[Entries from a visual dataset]
— Start —
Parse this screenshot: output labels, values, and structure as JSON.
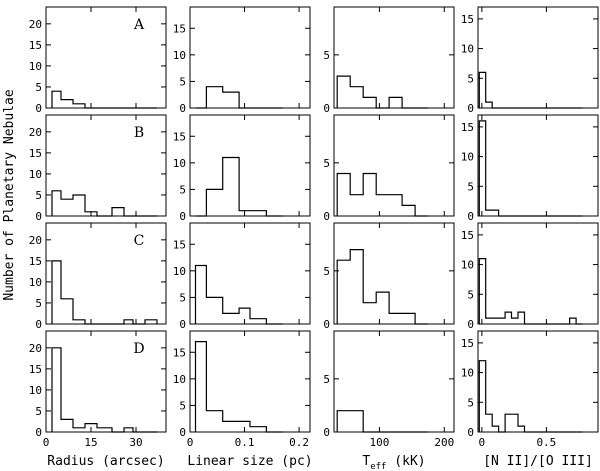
{
  "chart_data": {
    "type": "histogram-grid",
    "ylabel": "Number of Planetary Nebulae",
    "rows": [
      "A",
      "B",
      "C",
      "D"
    ],
    "columns": [
      {
        "key": "radius",
        "xlabel": "Radius (arcsec)",
        "xlim": [
          0,
          40
        ],
        "ylim": [
          0,
          24
        ],
        "x_ticks": [
          0,
          15,
          30
        ],
        "x_tick_labels": [
          "0",
          "15",
          "30"
        ],
        "y_ticks": [
          0,
          5,
          10,
          15,
          20
        ],
        "y_tick_labels": [
          "0",
          "5",
          "10",
          "15",
          "20"
        ],
        "bin_edges": [
          2,
          5,
          9,
          13,
          17,
          22,
          26,
          29,
          33,
          37
        ],
        "counts": {
          "A": [
            4,
            2,
            1,
            0,
            0,
            0,
            0,
            0,
            0
          ],
          "B": [
            6,
            4,
            5,
            1,
            0,
            2,
            0,
            0,
            0
          ],
          "C": [
            15,
            6,
            1,
            0,
            0,
            0,
            1,
            0,
            1
          ],
          "D": [
            20,
            3,
            1,
            2,
            1,
            0,
            1,
            0,
            0
          ]
        }
      },
      {
        "key": "linear_size",
        "xlabel": "Linear size (pc)",
        "xlim": [
          0,
          0.22
        ],
        "ylim": [
          0,
          19
        ],
        "x_ticks": [
          0,
          0.1,
          0.2
        ],
        "x_tick_labels": [
          "0",
          "0.1",
          "0.2"
        ],
        "y_ticks": [
          0,
          5,
          10,
          15
        ],
        "y_tick_labels": [
          "0",
          "5",
          "10",
          "15"
        ],
        "bin_edges": [
          0.01,
          0.03,
          0.06,
          0.09,
          0.11,
          0.14,
          0.17
        ],
        "counts": {
          "A": [
            0,
            4,
            3,
            0,
            0,
            0
          ],
          "B": [
            0,
            5,
            11,
            1,
            1,
            0
          ],
          "C": [
            11,
            5,
            2,
            3,
            1,
            0
          ],
          "D": [
            17,
            4,
            2,
            2,
            1,
            0
          ]
        }
      },
      {
        "key": "teff",
        "xlabel": "T_eff (kK)",
        "xlim": [
          30,
          215
        ],
        "ylim": [
          0,
          9.5
        ],
        "x_ticks": [
          100,
          200
        ],
        "x_tick_labels": [
          "100",
          "200"
        ],
        "y_ticks": [
          0,
          5
        ],
        "y_tick_labels": [
          "0",
          "5"
        ],
        "bin_edges": [
          35,
          55,
          75,
          95,
          115,
          135,
          155,
          175
        ],
        "counts": {
          "A": [
            3,
            2,
            1,
            0,
            1,
            0,
            0
          ],
          "B": [
            4,
            2,
            4,
            2,
            2,
            1,
            0
          ],
          "C": [
            6,
            7,
            2,
            3,
            1,
            1,
            0
          ],
          "D": [
            2,
            2,
            0,
            0,
            0,
            0,
            0
          ]
        }
      },
      {
        "key": "n2_o3",
        "xlabel": "[N II]/[O III]",
        "xlim": [
          -0.03,
          0.9
        ],
        "ylim": [
          0,
          17
        ],
        "x_ticks": [
          0,
          0.5
        ],
        "x_tick_labels": [
          "0",
          "0.5"
        ],
        "y_ticks": [
          0,
          5,
          10,
          15
        ],
        "y_tick_labels": [
          "0",
          "5",
          "10",
          "15"
        ],
        "bin_edges": [
          -0.02,
          0.03,
          0.08,
          0.13,
          0.18,
          0.23,
          0.28,
          0.33,
          0.38,
          0.43,
          0.48,
          0.53,
          0.58,
          0.63,
          0.68,
          0.73,
          0.78
        ],
        "counts": {
          "A": [
            6,
            1,
            0,
            0,
            0,
            0,
            0,
            0,
            0,
            0,
            0,
            0,
            0,
            0,
            0,
            0
          ],
          "B": [
            16,
            1,
            1,
            0,
            0,
            0,
            0,
            0,
            0,
            0,
            0,
            0,
            0,
            0,
            0,
            0
          ],
          "C": [
            11,
            1,
            1,
            1,
            2,
            1,
            2,
            0,
            0,
            0,
            0,
            0,
            0,
            0,
            1,
            0
          ],
          "D": [
            12,
            3,
            1,
            0,
            3,
            3,
            1,
            0,
            0,
            0,
            0,
            0,
            0,
            0,
            0,
            0
          ]
        }
      }
    ]
  }
}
— End —
STATED EXERCISE – All of the data above should be transcribed verbatim, with pictures omitted.

RESULT –
Parse this screenshot: output labels, values, and structure as JSON.
{
  "chart_data": {
    "type": "histogram-grid",
    "ylabel": "Number of Planetary Nebulae",
    "rows": [
      "A",
      "B",
      "C",
      "D"
    ],
    "columns": [
      {
        "key": "radius",
        "xlabel": "Radius (arcsec)",
        "xlim": [
          0,
          40
        ],
        "ylim": [
          0,
          24
        ],
        "x_ticks": [
          0,
          15,
          30
        ],
        "x_tick_labels": [
          "0",
          "15",
          "30"
        ],
        "y_ticks": [
          0,
          5,
          10,
          15,
          20
        ],
        "y_tick_labels": [
          "0",
          "5",
          "10",
          "15",
          "20"
        ],
        "bin_edges": [
          2,
          5,
          9,
          13,
          17,
          22,
          26,
          29,
          33,
          37
        ],
        "counts": {
          "A": [
            4,
            2,
            1,
            0,
            0,
            0,
            0,
            0,
            0
          ],
          "B": [
            6,
            4,
            5,
            1,
            0,
            2,
            0,
            0,
            0
          ],
          "C": [
            15,
            6,
            1,
            0,
            0,
            0,
            1,
            0,
            1
          ],
          "D": [
            20,
            3,
            1,
            2,
            1,
            0,
            1,
            0,
            0
          ]
        }
      },
      {
        "key": "linear_size",
        "xlabel": "Linear size (pc)",
        "xlim": [
          0,
          0.22
        ],
        "ylim": [
          0,
          19
        ],
        "x_ticks": [
          0,
          0.1,
          0.2
        ],
        "x_tick_labels": [
          "0",
          "0.1",
          "0.2"
        ],
        "y_ticks": [
          0,
          5,
          10,
          15
        ],
        "y_tick_labels": [
          "0",
          "5",
          "10",
          "15"
        ],
        "bin_edges": [
          0.01,
          0.03,
          0.06,
          0.09,
          0.11,
          0.14,
          0.17
        ],
        "counts": {
          "A": [
            0,
            4,
            3,
            0,
            0,
            0
          ],
          "B": [
            0,
            5,
            11,
            1,
            1,
            0
          ],
          "C": [
            11,
            5,
            2,
            3,
            1,
            0
          ],
          "D": [
            17,
            4,
            2,
            2,
            1,
            0
          ]
        }
      },
      {
        "key": "teff",
        "xlabel": "T_eff (kK)",
        "xlim": [
          30,
          215
        ],
        "ylim": [
          0,
          9.5
        ],
        "x_ticks": [
          100,
          200
        ],
        "x_tick_labels": [
          "100",
          "200"
        ],
        "y_ticks": [
          0,
          5
        ],
        "y_tick_labels": [
          "0",
          "5"
        ],
        "bin_edges": [
          35,
          55,
          75,
          95,
          115,
          135,
          155,
          175
        ],
        "counts": {
          "A": [
            3,
            2,
            1,
            0,
            1,
            0,
            0
          ],
          "B": [
            4,
            2,
            4,
            2,
            2,
            1,
            0
          ],
          "C": [
            6,
            7,
            2,
            3,
            1,
            1,
            0
          ],
          "D": [
            2,
            2,
            0,
            0,
            0,
            0,
            0
          ]
        }
      },
      {
        "key": "n2_o3",
        "xlabel": "[N II]/[O III]",
        "xlim": [
          -0.03,
          0.9
        ],
        "ylim": [
          0,
          17
        ],
        "x_ticks": [
          0,
          0.5
        ],
        "x_tick_labels": [
          "0",
          "0.5"
        ],
        "y_ticks": [
          0,
          5,
          10,
          15
        ],
        "y_tick_labels": [
          "0",
          "5",
          "10",
          "15"
        ],
        "bin_edges": [
          -0.02,
          0.03,
          0.08,
          0.13,
          0.18,
          0.23,
          0.28,
          0.33,
          0.38,
          0.43,
          0.48,
          0.53,
          0.58,
          0.63,
          0.68,
          0.73,
          0.78
        ],
        "counts": {
          "A": [
            6,
            1,
            0,
            0,
            0,
            0,
            0,
            0,
            0,
            0,
            0,
            0,
            0,
            0,
            0,
            0
          ],
          "B": [
            16,
            1,
            1,
            0,
            0,
            0,
            0,
            0,
            0,
            0,
            0,
            0,
            0,
            0,
            0,
            0
          ],
          "C": [
            11,
            1,
            1,
            1,
            2,
            1,
            2,
            0,
            0,
            0,
            0,
            0,
            0,
            0,
            1,
            0
          ],
          "D": [
            12,
            3,
            1,
            0,
            3,
            3,
            1,
            0,
            0,
            0,
            0,
            0,
            0,
            0,
            0,
            0
          ]
        }
      }
    ]
  }
}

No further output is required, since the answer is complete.